[Records]
## START

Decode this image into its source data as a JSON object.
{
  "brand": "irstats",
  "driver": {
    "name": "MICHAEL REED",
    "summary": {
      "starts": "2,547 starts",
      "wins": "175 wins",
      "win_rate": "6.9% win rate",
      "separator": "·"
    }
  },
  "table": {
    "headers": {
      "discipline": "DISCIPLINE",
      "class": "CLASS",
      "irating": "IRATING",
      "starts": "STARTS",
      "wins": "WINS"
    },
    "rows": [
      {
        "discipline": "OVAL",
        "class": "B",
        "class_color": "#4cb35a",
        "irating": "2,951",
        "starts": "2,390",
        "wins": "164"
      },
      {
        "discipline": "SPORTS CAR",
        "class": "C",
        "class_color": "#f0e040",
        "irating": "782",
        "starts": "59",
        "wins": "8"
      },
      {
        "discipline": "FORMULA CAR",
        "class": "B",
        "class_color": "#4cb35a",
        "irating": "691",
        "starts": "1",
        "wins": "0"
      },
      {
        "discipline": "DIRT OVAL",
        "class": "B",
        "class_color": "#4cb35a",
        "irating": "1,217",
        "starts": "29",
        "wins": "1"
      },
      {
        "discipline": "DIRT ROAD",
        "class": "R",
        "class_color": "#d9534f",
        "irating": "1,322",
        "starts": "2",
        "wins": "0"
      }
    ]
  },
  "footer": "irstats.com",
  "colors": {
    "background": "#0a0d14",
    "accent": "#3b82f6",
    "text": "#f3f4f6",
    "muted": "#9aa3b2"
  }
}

## END

_Task to complete_:
Every line of the data above should be copied exactly.

_Written answer_:
Decode this image into its source data as a JSON object.
{
  "brand": "irstats",
  "driver": {
    "name": "MICHAEL REED",
    "summary": {
      "starts": "2,547 starts",
      "wins": "175 wins",
      "win_rate": "6.9% win rate",
      "separator": "·"
    }
  },
  "table": {
    "headers": {
      "discipline": "DISCIPLINE",
      "class": "CLASS",
      "irating": "IRATING",
      "starts": "STARTS",
      "wins": "WINS"
    },
    "rows": [
      {
        "discipline": "OVAL",
        "class": "B",
        "class_color": "#4cb35a",
        "irating": "2,951",
        "starts": "2,390",
        "wins": "164"
      },
      {
        "discipline": "SPORTS CAR",
        "class": "C",
        "class_color": "#f0e040",
        "irating": "782",
        "starts": "59",
        "wins": "8"
      },
      {
        "discipline": "FORMULA CAR",
        "class": "B",
        "class_color": "#4cb35a",
        "irating": "691",
        "starts": "1",
        "wins": "0"
      },
      {
        "discipline": "DIRT OVAL",
        "class": "B",
        "class_color": "#4cb35a",
        "irating": "1,217",
        "starts": "29",
        "wins": "1"
      },
      {
        "discipline": "DIRT ROAD",
        "class": "R",
        "class_color": "#d9534f",
        "irating": "1,322",
        "starts": "2",
        "wins": "0"
      }
    ]
  },
  "footer": "irstats.com",
  "colors": {
    "background": "#0a0d14",
    "accent": "#3b82f6",
    "text": "#f3f4f6",
    "muted": "#9aa3b2"
  }
}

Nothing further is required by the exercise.